*PROBLEM TO WORK ON*: Search the listing for the string "Österreich" and copy every line that contains it.

(Records from a collection)
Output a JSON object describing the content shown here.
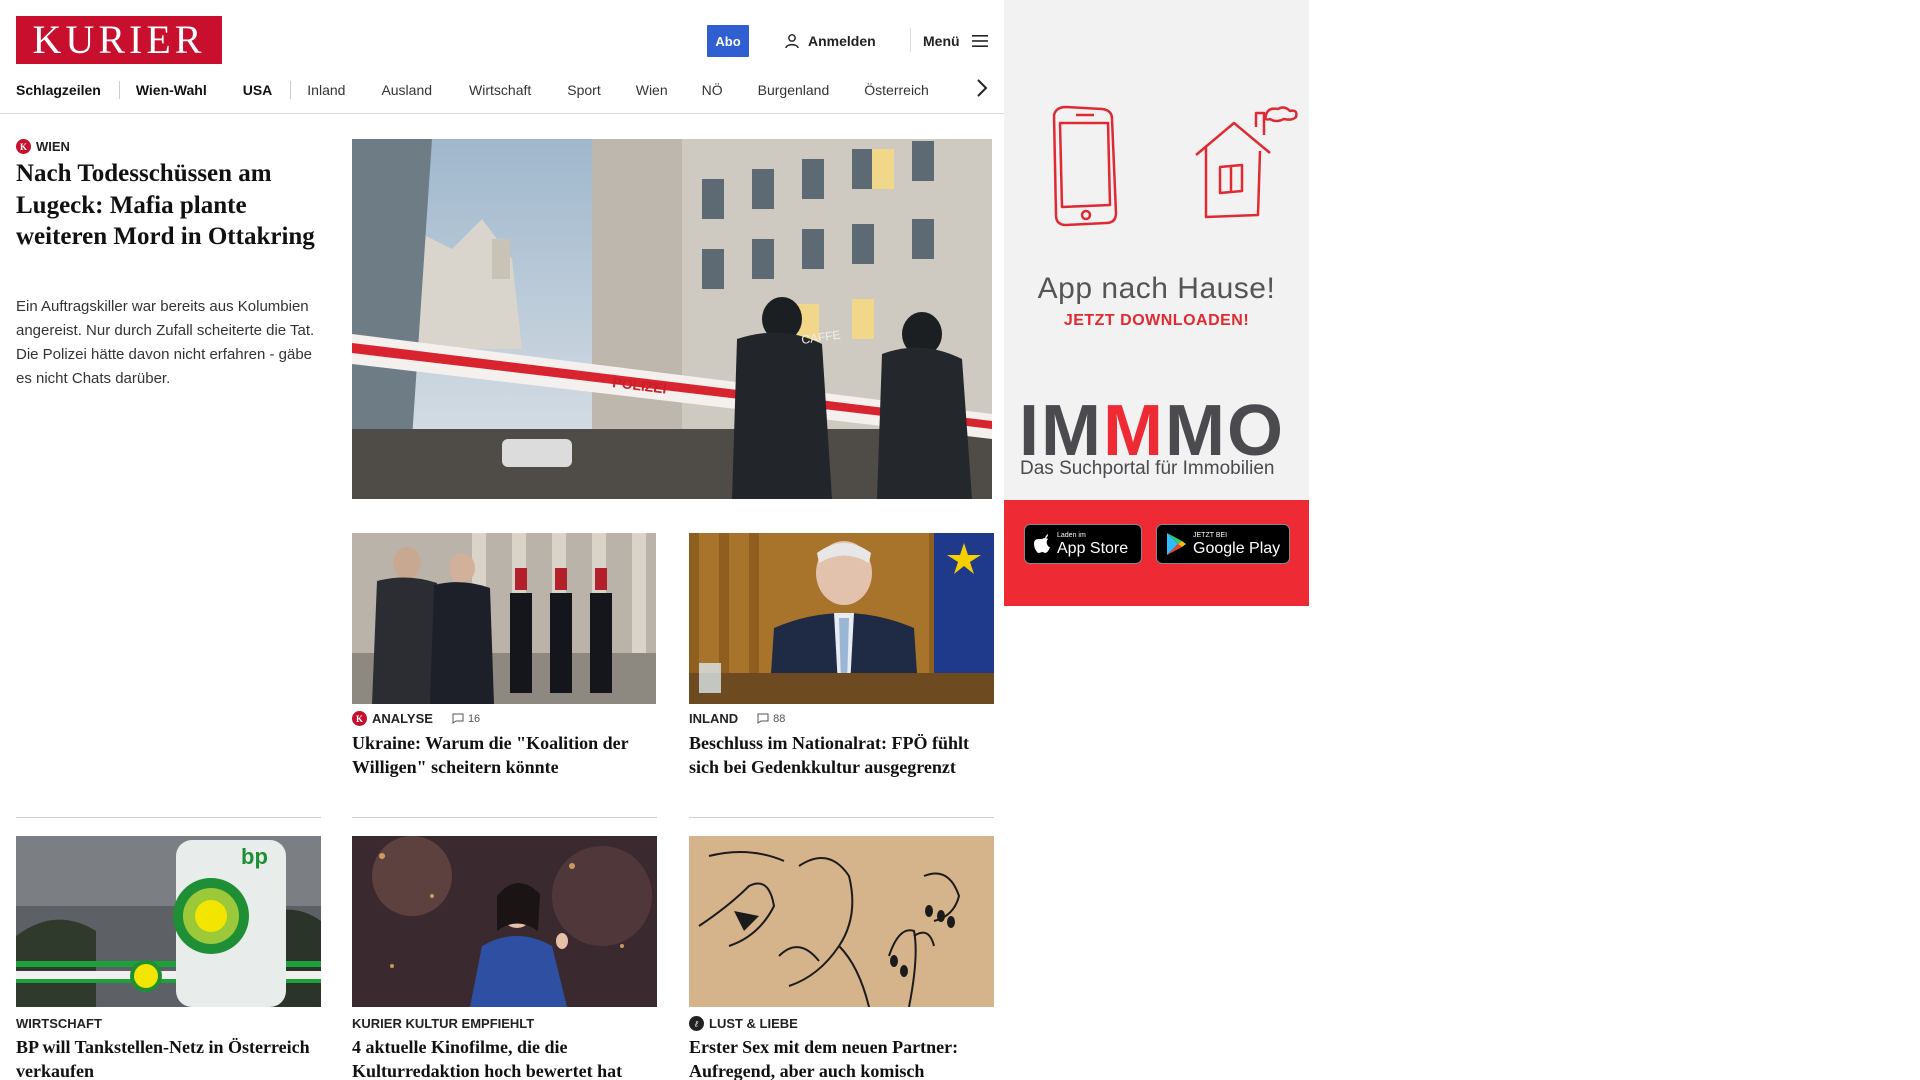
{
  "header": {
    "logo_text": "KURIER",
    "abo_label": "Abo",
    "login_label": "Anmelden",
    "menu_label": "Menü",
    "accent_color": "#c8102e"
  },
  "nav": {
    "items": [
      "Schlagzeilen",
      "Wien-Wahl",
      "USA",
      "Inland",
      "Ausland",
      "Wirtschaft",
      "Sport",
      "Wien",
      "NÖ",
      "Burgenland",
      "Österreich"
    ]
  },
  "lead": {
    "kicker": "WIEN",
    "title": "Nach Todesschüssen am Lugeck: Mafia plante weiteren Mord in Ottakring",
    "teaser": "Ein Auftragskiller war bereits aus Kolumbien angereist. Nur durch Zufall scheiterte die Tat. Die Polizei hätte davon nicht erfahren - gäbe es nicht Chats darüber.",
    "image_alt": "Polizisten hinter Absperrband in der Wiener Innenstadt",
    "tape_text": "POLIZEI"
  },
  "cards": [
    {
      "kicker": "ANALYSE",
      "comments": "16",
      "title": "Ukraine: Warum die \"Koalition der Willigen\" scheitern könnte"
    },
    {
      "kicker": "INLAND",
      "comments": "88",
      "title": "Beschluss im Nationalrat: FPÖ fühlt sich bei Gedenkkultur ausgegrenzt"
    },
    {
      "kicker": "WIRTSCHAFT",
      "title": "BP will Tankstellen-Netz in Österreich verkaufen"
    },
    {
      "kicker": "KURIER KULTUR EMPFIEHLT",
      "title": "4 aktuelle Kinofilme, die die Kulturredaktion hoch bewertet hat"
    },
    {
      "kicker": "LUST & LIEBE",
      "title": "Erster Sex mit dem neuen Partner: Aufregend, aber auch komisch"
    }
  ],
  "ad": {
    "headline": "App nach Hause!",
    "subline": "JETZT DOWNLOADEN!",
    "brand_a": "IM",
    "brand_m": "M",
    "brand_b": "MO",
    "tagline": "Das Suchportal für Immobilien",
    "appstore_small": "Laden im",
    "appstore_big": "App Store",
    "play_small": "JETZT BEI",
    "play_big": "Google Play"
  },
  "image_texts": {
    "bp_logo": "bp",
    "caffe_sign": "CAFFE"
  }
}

*WRITTEN SOLUTION*:
      "Österreich"
      "title": "BP will Tankstellen-Netz in Österreich verkaufen"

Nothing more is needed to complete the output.